Restate the entries below word for word, omitting nothing.

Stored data
○ ○ ○ ○

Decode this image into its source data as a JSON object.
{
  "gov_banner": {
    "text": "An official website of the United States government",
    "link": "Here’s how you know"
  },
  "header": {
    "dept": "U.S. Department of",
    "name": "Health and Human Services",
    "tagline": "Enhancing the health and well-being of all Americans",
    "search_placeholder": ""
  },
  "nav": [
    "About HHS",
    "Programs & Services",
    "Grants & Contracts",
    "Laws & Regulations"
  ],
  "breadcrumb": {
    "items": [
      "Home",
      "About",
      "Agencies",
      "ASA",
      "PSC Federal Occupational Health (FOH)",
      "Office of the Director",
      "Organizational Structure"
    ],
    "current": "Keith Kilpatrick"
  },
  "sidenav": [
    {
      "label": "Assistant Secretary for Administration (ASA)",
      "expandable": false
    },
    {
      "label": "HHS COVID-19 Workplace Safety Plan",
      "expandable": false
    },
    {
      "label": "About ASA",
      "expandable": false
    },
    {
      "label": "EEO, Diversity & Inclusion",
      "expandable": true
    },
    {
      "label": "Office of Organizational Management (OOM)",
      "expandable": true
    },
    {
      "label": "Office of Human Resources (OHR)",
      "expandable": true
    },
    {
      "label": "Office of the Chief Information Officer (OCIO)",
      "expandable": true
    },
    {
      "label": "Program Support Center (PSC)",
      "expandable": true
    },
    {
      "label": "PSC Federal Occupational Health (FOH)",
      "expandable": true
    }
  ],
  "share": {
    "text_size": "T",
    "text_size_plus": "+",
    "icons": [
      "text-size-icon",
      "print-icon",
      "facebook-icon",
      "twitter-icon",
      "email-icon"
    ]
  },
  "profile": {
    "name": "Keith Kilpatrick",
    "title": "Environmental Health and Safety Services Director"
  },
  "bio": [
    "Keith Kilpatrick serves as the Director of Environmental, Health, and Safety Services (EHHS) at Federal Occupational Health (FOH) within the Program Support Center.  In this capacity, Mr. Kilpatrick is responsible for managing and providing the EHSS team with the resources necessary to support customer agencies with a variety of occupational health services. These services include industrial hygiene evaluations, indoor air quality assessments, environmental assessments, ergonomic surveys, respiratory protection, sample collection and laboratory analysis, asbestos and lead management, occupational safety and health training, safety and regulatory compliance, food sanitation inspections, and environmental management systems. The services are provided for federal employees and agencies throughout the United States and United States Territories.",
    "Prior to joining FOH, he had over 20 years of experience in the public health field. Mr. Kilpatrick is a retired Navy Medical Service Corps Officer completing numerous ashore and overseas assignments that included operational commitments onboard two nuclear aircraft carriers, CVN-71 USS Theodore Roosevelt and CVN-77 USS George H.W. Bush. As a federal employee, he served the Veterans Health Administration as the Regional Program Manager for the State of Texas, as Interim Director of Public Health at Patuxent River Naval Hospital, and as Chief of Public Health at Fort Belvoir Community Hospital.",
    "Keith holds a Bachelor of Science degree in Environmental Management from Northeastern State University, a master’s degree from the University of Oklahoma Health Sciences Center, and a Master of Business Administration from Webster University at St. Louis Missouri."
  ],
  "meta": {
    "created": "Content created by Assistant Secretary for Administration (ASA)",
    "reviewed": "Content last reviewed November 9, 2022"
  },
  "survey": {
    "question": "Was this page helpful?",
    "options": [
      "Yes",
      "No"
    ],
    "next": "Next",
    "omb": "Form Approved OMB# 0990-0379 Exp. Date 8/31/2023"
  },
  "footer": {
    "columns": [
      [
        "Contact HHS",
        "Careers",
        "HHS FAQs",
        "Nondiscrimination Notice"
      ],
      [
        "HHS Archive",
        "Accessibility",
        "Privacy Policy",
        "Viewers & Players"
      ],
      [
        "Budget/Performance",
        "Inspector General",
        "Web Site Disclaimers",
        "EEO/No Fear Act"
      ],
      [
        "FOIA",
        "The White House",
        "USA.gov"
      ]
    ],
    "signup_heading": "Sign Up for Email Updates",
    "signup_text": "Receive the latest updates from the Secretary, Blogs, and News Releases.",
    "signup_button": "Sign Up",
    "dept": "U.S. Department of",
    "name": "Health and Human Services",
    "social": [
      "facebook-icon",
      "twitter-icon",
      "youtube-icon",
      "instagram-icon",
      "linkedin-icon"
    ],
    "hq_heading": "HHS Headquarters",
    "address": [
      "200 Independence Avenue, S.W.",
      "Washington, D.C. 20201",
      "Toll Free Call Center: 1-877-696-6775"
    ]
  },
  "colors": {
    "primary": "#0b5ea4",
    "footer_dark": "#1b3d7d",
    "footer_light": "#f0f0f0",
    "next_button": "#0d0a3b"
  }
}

○ ○ ○ ○

EXERCISE OUTPUT:
Decode this image into its source data as a JSON object.
{
  "gov_banner": {
    "text": "An official website of the United States government",
    "link": "Here’s how you know"
  },
  "header": {
    "dept": "U.S. Department of",
    "name": "Health and Human Services",
    "tagline": "Enhancing the health and well-being of all Americans",
    "search_placeholder": ""
  },
  "nav": [
    "About HHS",
    "Programs & Services",
    "Grants & Contracts",
    "Laws & Regulations"
  ],
  "breadcrumb": {
    "items": [
      "Home",
      "About",
      "Agencies",
      "ASA",
      "PSC Federal Occupational Health (FOH)",
      "Office of the Director",
      "Organizational Structure"
    ],
    "current": "Keith Kilpatrick"
  },
  "sidenav": [
    {
      "label": "Assistant Secretary for Administration (ASA)",
      "expandable": false
    },
    {
      "label": "HHS COVID-19 Workplace Safety Plan",
      "expandable": false
    },
    {
      "label": "About ASA",
      "expandable": false
    },
    {
      "label": "EEO, Diversity & Inclusion",
      "expandable": true
    },
    {
      "label": "Office of Organizational Management (OOM)",
      "expandable": true
    },
    {
      "label": "Office of Human Resources (OHR)",
      "expandable": true
    },
    {
      "label": "Office of the Chief Information Officer (OCIO)",
      "expandable": true
    },
    {
      "label": "Program Support Center (PSC)",
      "expandable": true
    },
    {
      "label": "PSC Federal Occupational Health (FOH)",
      "expandable": true
    }
  ],
  "share": {
    "text_size": "T",
    "text_size_plus": "+",
    "icons": [
      "text-size-icon",
      "print-icon",
      "facebook-icon",
      "twitter-icon",
      "email-icon"
    ]
  },
  "profile": {
    "name": "Keith Kilpatrick",
    "title": "Environmental Health and Safety Services Director"
  },
  "bio": [
    "Keith Kilpatrick serves as the Director of Environmental, Health, and Safety Services (EHHS) at Federal Occupational Health (FOH) within the Program Support Center.  In this capacity, Mr. Kilpatrick is responsible for managing and providing the EHSS team with the resources necessary to support customer agencies with a variety of occupational health services. These services include industrial hygiene evaluations, indoor air quality assessments, environmental assessments, ergonomic surveys, respiratory protection, sample collection and laboratory analysis, asbestos and lead management, occupational safety and health training, safety and regulatory compliance, food sanitation inspections, and environmental management systems. The services are provided for federal employees and agencies throughout the United States and United States Territories.",
    "Prior to joining FOH, he had over 20 years of experience in the public health field. Mr. Kilpatrick is a retired Navy Medical Service Corps Officer completing numerous ashore and overseas assignments that included operational commitments onboard two nuclear aircraft carriers, CVN-71 USS Theodore Roosevelt and CVN-77 USS George H.W. Bush. As a federal employee, he served the Veterans Health Administration as the Regional Program Manager for the State of Texas, as Interim Director of Public Health at Patuxent River Naval Hospital, and as Chief of Public Health at Fort Belvoir Community Hospital.",
    "Keith holds a Bachelor of Science degree in Environmental Management from Northeastern State University, a master’s degree from the University of Oklahoma Health Sciences Center, and a Master of Business Administration from Webster University at St. Louis Missouri."
  ],
  "meta": {
    "created": "Content created by Assistant Secretary for Administration (ASA)",
    "reviewed": "Content last reviewed November 9, 2022"
  },
  "survey": {
    "question": "Was this page helpful?",
    "options": [
      "Yes",
      "No"
    ],
    "next": "Next",
    "omb": "Form Approved OMB# 0990-0379 Exp. Date 8/31/2023"
  },
  "footer": {
    "columns": [
      [
        "Contact HHS",
        "Careers",
        "HHS FAQs",
        "Nondiscrimination Notice"
      ],
      [
        "HHS Archive",
        "Accessibility",
        "Privacy Policy",
        "Viewers & Players"
      ],
      [
        "Budget/Performance",
        "Inspector General",
        "Web Site Disclaimers",
        "EEO/No Fear Act"
      ],
      [
        "FOIA",
        "The White House",
        "USA.gov"
      ]
    ],
    "signup_heading": "Sign Up for Email Updates",
    "signup_text": "Receive the latest updates from the Secretary, Blogs, and News Releases.",
    "signup_button": "Sign Up",
    "dept": "U.S. Department of",
    "name": "Health and Human Services",
    "social": [
      "facebook-icon",
      "twitter-icon",
      "youtube-icon",
      "instagram-icon",
      "linkedin-icon"
    ],
    "hq_heading": "HHS Headquarters",
    "address": [
      "200 Independence Avenue, S.W.",
      "Washington, D.C. 20201",
      "Toll Free Call Center: 1-877-696-6775"
    ]
  },
  "colors": {
    "primary": "#0b5ea4",
    "footer_dark": "#1b3d7d",
    "footer_light": "#f0f0f0",
    "next_button": "#0d0a3b"
  }
}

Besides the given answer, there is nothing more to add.